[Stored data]
◆ ◆ ◆ ◆ ◆ ◆ ◆

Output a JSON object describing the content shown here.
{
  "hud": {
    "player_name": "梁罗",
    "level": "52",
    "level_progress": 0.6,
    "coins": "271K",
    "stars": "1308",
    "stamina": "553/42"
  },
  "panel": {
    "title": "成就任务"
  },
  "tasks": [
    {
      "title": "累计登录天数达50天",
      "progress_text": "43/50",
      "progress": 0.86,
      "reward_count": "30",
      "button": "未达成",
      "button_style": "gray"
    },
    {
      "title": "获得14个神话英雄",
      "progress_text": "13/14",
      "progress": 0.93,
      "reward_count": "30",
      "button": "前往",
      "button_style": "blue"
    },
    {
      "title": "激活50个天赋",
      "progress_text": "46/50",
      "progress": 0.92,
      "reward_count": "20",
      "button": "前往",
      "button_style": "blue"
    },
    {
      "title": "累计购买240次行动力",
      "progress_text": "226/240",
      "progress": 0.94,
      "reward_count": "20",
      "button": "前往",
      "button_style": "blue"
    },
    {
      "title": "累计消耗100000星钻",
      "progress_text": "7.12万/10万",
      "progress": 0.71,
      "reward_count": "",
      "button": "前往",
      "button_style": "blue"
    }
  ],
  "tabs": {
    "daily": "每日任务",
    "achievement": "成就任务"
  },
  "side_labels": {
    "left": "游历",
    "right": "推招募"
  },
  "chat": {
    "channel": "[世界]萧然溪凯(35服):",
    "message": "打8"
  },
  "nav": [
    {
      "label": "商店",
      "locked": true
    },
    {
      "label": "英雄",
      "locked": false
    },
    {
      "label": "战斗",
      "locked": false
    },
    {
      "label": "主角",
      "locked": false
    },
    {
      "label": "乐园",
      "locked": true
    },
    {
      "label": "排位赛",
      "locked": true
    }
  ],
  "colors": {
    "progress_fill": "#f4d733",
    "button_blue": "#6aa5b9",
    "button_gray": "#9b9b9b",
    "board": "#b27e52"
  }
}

◆ ◆ ◆ ◆ ◆ ◆ ◆

(INSTRUCTIONS TO FOLLOW): Go through the material above line by line and copy it exactly.

(SOLUTION):
Output a JSON object describing the content shown here.
{
  "hud": {
    "player_name": "梁罗",
    "level": "52",
    "level_progress": 0.6,
    "coins": "271K",
    "stars": "1308",
    "stamina": "553/42"
  },
  "panel": {
    "title": "成就任务"
  },
  "tasks": [
    {
      "title": "累计登录天数达50天",
      "progress_text": "43/50",
      "progress": 0.86,
      "reward_count": "30",
      "button": "未达成",
      "button_style": "gray"
    },
    {
      "title": "获得14个神话英雄",
      "progress_text": "13/14",
      "progress": 0.93,
      "reward_count": "30",
      "button": "前往",
      "button_style": "blue"
    },
    {
      "title": "激活50个天赋",
      "progress_text": "46/50",
      "progress": 0.92,
      "reward_count": "20",
      "button": "前往",
      "button_style": "blue"
    },
    {
      "title": "累计购买240次行动力",
      "progress_text": "226/240",
      "progress": 0.94,
      "reward_count": "20",
      "button": "前往",
      "button_style": "blue"
    },
    {
      "title": "累计消耗100000星钻",
      "progress_text": "7.12万/10万",
      "progress": 0.71,
      "reward_count": "",
      "button": "前往",
      "button_style": "blue"
    }
  ],
  "tabs": {
    "daily": "每日任务",
    "achievement": "成就任务"
  },
  "side_labels": {
    "left": "游历",
    "right": "推招募"
  },
  "chat": {
    "channel": "[世界]萧然溪凯(35服):",
    "message": "打8"
  },
  "nav": [
    {
      "label": "商店",
      "locked": true
    },
    {
      "label": "英雄",
      "locked": false
    },
    {
      "label": "战斗",
      "locked": false
    },
    {
      "label": "主角",
      "locked": false
    },
    {
      "label": "乐园",
      "locked": true
    },
    {
      "label": "排位赛",
      "locked": true
    }
  ],
  "colors": {
    "progress_fill": "#f4d733",
    "button_blue": "#6aa5b9",
    "button_gray": "#9b9b9b",
    "board": "#b27e52"
  }
}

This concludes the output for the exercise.